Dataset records

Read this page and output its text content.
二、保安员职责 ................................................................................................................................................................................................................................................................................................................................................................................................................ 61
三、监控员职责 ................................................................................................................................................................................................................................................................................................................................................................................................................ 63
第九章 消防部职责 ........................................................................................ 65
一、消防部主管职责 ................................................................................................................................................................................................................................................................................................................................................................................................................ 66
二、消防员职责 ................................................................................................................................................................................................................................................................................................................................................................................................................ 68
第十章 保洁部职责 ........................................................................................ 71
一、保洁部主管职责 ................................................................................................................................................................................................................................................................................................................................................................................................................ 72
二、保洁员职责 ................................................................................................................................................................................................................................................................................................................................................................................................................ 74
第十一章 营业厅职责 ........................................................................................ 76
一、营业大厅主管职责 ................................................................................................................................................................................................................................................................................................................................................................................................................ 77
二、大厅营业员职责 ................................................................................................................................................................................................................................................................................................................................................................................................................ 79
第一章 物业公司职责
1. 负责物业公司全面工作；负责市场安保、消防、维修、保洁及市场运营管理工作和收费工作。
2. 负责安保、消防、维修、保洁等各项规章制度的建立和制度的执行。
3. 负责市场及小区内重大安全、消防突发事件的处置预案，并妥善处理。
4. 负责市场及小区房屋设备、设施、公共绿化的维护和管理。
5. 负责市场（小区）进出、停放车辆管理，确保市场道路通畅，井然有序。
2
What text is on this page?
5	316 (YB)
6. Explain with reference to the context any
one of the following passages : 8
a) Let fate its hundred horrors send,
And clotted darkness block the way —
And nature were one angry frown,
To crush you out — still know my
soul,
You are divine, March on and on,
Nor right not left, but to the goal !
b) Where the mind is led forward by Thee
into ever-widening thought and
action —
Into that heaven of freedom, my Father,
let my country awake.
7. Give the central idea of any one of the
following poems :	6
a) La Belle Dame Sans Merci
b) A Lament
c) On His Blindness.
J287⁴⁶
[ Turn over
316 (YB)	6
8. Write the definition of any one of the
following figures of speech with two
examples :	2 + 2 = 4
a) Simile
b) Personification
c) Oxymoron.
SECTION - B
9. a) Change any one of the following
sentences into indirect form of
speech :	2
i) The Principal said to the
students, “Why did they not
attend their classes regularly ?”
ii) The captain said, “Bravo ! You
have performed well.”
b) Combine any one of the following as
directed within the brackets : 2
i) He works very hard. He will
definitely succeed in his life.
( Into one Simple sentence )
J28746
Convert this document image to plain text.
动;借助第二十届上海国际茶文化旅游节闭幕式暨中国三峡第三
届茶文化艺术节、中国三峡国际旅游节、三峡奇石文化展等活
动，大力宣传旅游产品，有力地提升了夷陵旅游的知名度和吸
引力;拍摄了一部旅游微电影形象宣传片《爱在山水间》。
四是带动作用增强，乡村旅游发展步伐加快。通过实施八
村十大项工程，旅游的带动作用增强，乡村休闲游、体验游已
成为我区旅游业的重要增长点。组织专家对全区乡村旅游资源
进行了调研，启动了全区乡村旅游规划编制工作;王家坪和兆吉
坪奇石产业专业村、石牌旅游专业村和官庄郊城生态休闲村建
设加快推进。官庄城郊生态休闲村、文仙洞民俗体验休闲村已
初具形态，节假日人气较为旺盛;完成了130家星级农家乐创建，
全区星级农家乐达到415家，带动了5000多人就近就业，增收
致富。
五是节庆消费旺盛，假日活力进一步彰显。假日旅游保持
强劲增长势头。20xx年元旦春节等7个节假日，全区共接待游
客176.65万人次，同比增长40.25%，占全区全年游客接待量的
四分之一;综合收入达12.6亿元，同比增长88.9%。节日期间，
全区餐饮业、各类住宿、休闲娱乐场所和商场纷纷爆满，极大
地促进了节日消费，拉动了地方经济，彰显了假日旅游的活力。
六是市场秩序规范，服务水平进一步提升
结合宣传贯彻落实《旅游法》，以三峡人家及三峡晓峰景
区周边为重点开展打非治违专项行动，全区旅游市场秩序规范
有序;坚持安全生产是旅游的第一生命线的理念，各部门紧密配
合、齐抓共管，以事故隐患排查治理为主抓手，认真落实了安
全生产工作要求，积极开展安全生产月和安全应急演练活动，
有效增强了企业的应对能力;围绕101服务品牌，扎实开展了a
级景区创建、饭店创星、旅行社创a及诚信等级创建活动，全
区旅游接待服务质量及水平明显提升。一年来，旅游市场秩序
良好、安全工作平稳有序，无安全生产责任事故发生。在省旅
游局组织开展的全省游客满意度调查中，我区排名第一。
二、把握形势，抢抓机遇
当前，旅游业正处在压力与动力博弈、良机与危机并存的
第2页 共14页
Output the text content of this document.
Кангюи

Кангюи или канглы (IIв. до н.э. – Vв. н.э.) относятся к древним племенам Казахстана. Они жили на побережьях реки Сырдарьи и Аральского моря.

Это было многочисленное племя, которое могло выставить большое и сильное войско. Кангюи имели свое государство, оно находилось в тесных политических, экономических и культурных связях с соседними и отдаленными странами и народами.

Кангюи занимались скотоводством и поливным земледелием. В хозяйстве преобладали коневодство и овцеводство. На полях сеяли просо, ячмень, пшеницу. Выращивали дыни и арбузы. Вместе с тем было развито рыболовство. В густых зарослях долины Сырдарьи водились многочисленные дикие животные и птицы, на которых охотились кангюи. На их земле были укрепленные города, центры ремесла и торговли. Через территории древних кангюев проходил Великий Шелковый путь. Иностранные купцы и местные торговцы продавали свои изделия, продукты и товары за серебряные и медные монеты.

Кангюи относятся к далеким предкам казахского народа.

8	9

Work to be completed: The lines to quote run from the one containing "Output the text content of this document." through the final line of the material above; please give them exactly, both ends included, and nothing else.

Answer in full:
Output the text content of this document.
Кангюи

Кангюи или канглы (IIв. до н.э. – Vв. н.э.) относятся к древним племенам Казахстана. Они жили на побережьях реки Сырдарьи и Аральского моря.

Это было многочисленное племя, которое могло выставить большое и сильное войско. Кангюи имели свое государство, оно находилось в тесных политических, экономических и культурных связях с соседними и отдаленными странами и народами.

Кангюи занимались скотоводством и поливным земледелием. В хозяйстве преобладали коневодство и овцеводство. На полях сеяли просо, ячмень, пшеницу. Выращивали дыни и арбузы. Вместе с тем было развито рыболовство. В густых зарослях долины Сырдарьи водились многочисленные дикие животные и птицы, на которых охотились кангюи. На их земле были укрепленные города, центры ремесла и торговли. Через территории древних кангюев проходил Великий Шелковый путь. Иностранные купцы и местные торговцы продавали свои изделия, продукты и товары за серебряные и медные монеты.

Кангюи относятся к далеким предкам казахского народа.

8	9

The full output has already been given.